Stored data entries:
++++++++++++++++++++
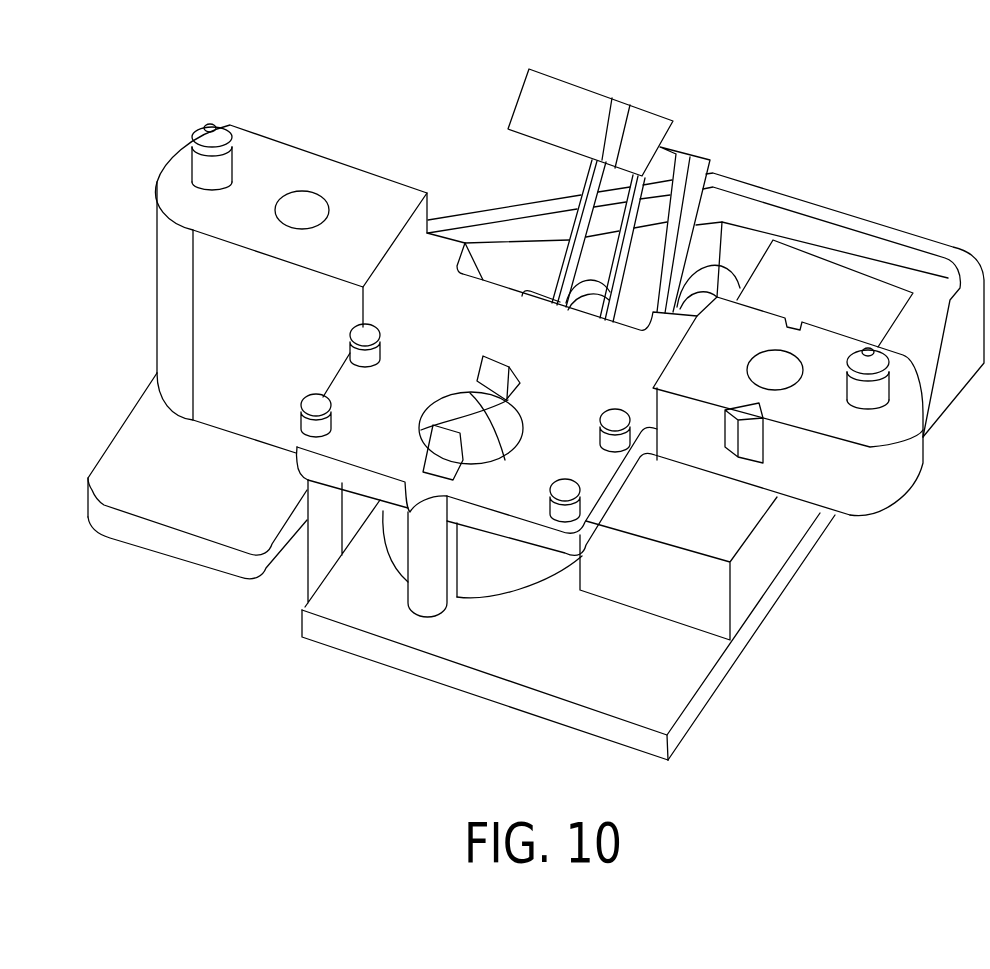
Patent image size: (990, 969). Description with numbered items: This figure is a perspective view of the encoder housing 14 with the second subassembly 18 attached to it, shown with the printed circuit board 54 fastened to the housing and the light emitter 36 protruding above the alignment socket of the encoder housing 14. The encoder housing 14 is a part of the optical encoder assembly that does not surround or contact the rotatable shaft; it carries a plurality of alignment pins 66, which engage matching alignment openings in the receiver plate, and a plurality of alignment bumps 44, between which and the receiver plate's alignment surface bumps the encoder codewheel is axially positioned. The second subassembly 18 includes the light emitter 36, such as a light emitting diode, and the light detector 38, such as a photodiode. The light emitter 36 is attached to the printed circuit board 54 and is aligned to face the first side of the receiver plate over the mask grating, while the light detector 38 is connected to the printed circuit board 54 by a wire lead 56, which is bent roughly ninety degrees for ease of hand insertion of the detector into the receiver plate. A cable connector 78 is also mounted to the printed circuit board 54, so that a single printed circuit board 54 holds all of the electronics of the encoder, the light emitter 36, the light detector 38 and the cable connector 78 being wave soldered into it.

The encoder housing 14 is at (157, 238).
The alignment pins 66 is at (198, 135).
The alignment bumps 44 is at (365, 327).
The light emitter 36 is at (463, 392).
The light detector 38 is at (594, 88).
The wire lead 56 is at (585, 170).
The cable connector 78 is at (778, 552).
The second subassembly 18 is at (690, 677).
The printed circuit board 54 is at (520, 697).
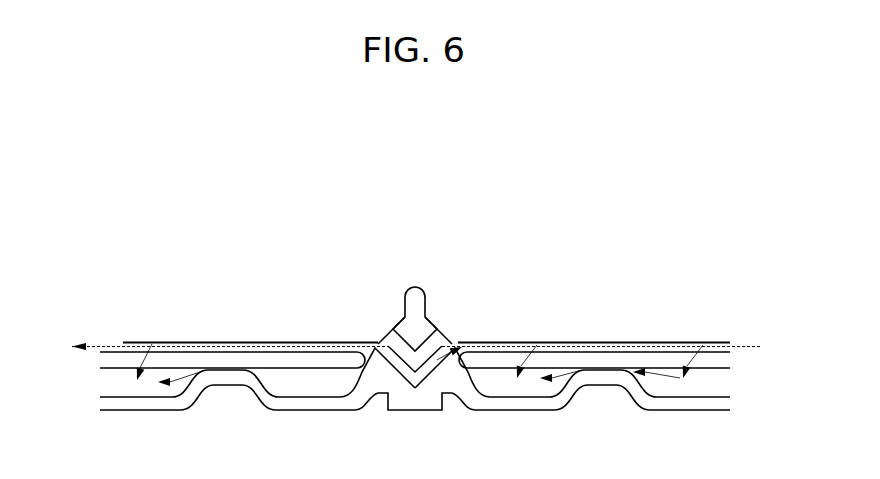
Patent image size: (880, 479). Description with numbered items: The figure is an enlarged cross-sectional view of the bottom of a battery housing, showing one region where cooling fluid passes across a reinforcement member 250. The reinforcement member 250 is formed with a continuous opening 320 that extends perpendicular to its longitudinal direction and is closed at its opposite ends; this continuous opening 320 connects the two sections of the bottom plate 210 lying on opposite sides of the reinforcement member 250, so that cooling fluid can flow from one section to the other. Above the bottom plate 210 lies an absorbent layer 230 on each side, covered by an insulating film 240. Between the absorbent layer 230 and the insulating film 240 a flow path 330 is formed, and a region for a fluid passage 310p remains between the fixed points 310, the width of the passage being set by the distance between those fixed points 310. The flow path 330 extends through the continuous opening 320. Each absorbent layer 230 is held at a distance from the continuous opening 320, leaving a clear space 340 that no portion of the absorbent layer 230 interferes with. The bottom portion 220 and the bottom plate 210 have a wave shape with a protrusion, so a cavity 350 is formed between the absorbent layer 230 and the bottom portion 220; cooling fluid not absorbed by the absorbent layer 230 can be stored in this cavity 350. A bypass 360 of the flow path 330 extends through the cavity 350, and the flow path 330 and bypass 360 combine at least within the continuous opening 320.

The bottom plate 210 is at (555, 402).
The bottom portion 220 is at (100, 396).
The absorbent layer 230 is at (703, 368).
The insulating film 240 is at (181, 341).
The reinforcement member 250 is at (418, 330).
The fixed points 310 is at (296, 341).
The fluid passage 310p is at (271, 290).
The continuous opening 320 is at (369, 333).
The flow path 330 is at (653, 341).
The clear space 340 is at (393, 358).
The cavity 350 is at (118, 382).
The bypass 360 is at (300, 382).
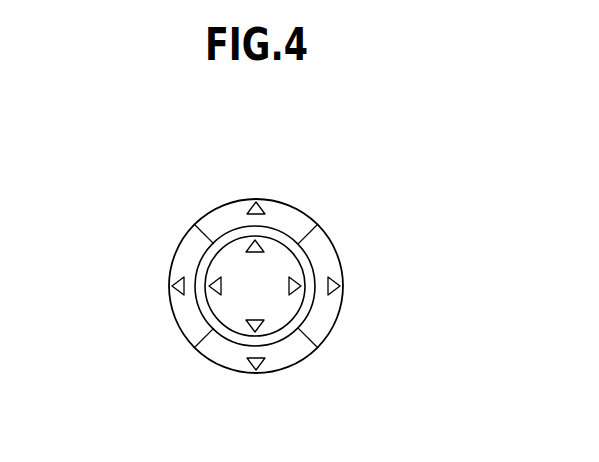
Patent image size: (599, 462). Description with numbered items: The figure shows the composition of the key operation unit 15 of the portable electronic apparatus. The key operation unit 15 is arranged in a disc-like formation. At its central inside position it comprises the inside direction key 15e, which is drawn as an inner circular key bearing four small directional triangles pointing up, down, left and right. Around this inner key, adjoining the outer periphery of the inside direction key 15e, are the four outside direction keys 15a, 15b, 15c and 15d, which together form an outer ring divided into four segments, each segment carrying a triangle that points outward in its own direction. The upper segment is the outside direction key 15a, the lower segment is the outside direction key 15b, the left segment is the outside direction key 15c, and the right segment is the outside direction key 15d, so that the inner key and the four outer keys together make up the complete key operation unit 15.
++++++++++++++++++++
**Aim of the exercise**
Give the number of rows above that contain the string "circuit", treating uppercase and lowercase as different. Reply with the number alone.

**Written solution**
2